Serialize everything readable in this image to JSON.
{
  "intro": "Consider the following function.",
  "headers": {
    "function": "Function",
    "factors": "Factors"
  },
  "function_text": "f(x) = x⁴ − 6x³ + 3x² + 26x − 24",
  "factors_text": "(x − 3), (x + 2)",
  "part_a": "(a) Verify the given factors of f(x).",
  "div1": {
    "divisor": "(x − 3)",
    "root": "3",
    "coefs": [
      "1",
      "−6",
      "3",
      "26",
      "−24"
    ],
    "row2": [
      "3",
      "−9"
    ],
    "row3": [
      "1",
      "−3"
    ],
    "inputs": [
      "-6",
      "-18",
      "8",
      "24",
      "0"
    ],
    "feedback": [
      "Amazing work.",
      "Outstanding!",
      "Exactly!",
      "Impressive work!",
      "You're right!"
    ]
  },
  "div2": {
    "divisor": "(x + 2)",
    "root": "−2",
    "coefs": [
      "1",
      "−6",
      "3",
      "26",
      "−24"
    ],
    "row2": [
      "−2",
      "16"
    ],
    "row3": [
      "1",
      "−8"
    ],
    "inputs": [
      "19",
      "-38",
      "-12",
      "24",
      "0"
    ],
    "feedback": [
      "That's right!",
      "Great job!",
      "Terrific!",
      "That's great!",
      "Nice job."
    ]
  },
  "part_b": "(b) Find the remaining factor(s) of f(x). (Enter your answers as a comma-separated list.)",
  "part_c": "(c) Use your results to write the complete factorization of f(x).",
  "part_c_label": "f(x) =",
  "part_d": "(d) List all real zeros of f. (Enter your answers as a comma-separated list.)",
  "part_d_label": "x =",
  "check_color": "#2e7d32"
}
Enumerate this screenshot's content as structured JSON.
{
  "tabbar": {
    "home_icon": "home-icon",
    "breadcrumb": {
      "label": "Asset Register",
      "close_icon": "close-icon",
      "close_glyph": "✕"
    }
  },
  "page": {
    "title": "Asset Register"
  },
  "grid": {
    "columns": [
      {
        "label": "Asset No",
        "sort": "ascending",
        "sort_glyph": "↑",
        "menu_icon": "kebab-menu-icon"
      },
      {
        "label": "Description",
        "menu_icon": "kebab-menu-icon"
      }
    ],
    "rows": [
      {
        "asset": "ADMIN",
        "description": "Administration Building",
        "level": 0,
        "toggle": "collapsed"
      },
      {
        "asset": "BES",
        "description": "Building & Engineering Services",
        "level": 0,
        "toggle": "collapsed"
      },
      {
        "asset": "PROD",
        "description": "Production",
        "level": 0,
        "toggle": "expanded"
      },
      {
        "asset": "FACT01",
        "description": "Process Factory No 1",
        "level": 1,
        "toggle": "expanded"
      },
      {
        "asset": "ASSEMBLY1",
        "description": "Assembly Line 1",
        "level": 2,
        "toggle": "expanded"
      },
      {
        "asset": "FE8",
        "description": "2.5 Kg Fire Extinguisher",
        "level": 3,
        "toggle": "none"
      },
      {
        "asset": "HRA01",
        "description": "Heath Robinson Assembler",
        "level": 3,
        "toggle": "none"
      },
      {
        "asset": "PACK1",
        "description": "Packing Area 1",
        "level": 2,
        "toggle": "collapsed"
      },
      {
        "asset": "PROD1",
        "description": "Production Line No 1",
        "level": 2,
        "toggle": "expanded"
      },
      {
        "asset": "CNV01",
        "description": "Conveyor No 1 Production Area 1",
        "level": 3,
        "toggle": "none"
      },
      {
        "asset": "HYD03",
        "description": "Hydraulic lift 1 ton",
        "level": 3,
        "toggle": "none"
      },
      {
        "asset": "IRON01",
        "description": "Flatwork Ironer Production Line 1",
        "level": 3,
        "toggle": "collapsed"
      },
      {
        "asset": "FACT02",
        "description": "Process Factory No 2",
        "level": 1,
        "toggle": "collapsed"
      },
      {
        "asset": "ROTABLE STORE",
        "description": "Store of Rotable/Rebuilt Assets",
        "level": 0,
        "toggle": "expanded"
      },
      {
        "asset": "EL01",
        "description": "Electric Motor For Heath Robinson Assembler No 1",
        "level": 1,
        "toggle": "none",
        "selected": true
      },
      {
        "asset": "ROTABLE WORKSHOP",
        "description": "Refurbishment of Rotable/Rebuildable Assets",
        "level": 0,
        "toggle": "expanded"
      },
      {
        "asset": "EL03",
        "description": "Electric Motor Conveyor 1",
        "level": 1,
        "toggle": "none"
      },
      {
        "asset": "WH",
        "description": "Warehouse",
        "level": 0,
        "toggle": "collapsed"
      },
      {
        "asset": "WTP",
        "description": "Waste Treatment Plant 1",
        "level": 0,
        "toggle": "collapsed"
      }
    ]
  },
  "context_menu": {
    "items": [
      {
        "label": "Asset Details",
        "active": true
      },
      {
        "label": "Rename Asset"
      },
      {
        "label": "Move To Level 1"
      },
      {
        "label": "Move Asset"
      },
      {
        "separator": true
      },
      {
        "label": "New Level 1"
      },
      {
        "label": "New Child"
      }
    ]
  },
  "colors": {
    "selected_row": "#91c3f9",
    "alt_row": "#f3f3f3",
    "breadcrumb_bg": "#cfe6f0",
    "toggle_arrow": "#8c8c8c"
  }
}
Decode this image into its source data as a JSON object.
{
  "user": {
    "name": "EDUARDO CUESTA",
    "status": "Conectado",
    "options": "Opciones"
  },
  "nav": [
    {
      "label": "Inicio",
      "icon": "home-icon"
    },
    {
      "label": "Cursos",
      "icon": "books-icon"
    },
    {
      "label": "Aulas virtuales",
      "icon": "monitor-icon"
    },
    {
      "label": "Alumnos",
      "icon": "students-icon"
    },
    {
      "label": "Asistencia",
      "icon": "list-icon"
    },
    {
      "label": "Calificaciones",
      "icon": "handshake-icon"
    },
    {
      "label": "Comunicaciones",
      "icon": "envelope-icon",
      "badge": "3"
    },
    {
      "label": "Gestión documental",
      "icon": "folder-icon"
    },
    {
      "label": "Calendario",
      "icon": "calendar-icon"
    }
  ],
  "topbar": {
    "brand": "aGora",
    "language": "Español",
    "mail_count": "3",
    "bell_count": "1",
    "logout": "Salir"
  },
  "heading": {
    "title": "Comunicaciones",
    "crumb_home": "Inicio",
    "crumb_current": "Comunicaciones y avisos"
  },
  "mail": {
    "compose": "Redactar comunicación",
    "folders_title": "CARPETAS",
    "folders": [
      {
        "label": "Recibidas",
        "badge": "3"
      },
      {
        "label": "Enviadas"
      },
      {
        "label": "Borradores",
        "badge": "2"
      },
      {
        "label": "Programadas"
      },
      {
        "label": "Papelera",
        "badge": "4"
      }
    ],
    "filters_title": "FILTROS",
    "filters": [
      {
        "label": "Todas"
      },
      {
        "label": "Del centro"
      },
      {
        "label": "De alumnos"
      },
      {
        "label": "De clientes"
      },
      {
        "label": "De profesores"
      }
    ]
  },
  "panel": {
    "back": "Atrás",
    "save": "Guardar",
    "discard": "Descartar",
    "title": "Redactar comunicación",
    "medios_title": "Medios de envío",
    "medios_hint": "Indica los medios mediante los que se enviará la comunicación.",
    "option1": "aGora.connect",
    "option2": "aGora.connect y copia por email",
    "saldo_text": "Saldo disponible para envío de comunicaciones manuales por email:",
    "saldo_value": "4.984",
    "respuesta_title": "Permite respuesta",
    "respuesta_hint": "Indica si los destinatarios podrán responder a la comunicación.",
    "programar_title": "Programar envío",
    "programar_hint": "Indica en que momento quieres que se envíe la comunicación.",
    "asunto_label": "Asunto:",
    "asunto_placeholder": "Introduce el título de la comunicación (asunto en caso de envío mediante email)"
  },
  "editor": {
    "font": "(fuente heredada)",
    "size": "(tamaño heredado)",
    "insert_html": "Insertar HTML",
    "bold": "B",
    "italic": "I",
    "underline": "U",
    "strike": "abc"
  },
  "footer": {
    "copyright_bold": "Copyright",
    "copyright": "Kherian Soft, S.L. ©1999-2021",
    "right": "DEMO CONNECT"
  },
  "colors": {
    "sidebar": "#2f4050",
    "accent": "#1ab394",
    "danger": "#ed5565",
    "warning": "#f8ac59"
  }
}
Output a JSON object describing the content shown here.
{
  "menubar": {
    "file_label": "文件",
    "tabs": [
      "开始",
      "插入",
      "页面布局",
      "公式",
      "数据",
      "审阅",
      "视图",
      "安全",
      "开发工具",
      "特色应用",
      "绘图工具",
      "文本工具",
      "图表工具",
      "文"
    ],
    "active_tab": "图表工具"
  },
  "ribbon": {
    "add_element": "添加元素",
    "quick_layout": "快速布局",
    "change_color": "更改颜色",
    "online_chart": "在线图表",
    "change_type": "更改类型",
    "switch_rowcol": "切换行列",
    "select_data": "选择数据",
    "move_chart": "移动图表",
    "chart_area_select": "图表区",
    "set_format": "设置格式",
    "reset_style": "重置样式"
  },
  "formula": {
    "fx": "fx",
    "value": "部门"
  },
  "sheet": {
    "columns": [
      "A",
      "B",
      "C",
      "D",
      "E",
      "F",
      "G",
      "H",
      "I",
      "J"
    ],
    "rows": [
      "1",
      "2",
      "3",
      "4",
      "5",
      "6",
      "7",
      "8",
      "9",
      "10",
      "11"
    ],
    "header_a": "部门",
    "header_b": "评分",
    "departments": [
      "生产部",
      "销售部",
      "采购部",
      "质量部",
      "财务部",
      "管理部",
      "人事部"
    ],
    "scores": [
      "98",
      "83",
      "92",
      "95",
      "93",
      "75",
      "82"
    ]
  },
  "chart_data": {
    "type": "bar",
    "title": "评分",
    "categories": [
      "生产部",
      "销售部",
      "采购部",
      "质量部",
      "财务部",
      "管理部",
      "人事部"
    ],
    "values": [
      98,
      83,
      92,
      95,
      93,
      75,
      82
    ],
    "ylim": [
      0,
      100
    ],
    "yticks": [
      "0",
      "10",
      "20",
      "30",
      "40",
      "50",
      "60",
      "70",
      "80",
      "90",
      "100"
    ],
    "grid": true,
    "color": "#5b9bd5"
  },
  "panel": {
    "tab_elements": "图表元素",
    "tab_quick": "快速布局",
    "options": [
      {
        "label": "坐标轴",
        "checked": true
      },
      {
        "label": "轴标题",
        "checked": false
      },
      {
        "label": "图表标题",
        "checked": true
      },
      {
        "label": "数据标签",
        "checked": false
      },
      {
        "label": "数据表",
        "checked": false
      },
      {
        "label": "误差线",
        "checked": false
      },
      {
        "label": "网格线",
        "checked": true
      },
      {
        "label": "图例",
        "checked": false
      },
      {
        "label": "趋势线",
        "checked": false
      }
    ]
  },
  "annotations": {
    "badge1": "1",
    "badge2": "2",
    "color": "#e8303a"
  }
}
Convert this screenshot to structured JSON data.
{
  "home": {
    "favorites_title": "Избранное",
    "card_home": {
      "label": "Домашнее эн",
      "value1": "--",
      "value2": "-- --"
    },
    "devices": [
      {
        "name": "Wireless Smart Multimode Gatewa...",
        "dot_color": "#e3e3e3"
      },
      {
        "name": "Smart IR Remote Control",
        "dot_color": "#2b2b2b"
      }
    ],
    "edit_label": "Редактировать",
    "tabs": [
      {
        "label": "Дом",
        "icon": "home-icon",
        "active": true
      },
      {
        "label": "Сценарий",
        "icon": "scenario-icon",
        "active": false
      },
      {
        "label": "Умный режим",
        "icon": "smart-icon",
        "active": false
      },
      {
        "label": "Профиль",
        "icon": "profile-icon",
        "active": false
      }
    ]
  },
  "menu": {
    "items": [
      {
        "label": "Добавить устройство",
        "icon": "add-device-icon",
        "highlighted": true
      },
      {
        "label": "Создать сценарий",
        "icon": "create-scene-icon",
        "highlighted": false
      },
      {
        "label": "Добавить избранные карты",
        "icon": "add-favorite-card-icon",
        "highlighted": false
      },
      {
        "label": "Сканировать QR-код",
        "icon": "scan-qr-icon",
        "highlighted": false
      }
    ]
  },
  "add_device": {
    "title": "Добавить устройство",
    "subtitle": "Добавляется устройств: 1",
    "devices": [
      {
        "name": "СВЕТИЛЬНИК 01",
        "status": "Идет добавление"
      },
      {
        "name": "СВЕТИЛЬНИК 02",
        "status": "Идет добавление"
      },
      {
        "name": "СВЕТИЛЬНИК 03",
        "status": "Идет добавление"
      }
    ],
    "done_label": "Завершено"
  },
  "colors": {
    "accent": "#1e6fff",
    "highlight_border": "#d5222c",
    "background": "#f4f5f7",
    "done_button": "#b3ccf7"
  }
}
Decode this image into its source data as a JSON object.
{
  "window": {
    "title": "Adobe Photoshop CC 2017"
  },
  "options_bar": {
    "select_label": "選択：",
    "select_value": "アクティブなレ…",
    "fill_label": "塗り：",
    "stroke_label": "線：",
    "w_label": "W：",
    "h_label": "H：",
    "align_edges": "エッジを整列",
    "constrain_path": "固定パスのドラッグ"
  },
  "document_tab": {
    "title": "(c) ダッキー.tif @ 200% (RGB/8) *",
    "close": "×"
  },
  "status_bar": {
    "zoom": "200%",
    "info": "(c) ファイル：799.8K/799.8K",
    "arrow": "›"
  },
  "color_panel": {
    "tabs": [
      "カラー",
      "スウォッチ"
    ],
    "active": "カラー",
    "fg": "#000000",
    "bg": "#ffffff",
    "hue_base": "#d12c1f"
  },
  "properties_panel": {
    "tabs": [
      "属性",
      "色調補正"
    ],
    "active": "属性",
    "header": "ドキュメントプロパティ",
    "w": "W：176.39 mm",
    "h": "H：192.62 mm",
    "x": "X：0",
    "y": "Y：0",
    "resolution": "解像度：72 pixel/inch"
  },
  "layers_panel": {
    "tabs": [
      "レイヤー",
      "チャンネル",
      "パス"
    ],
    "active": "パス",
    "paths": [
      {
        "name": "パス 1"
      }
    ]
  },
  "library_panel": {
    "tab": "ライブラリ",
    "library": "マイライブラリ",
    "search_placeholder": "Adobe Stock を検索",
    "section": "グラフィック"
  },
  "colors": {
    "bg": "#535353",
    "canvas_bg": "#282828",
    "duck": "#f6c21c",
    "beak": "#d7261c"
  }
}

- Task goal:
Find every line in the records above that contains the word "content", and copy each one.

- Exercise output:
Enumerate this screenshot's content as structured JSON.
Output a JSON object describing the content shown here.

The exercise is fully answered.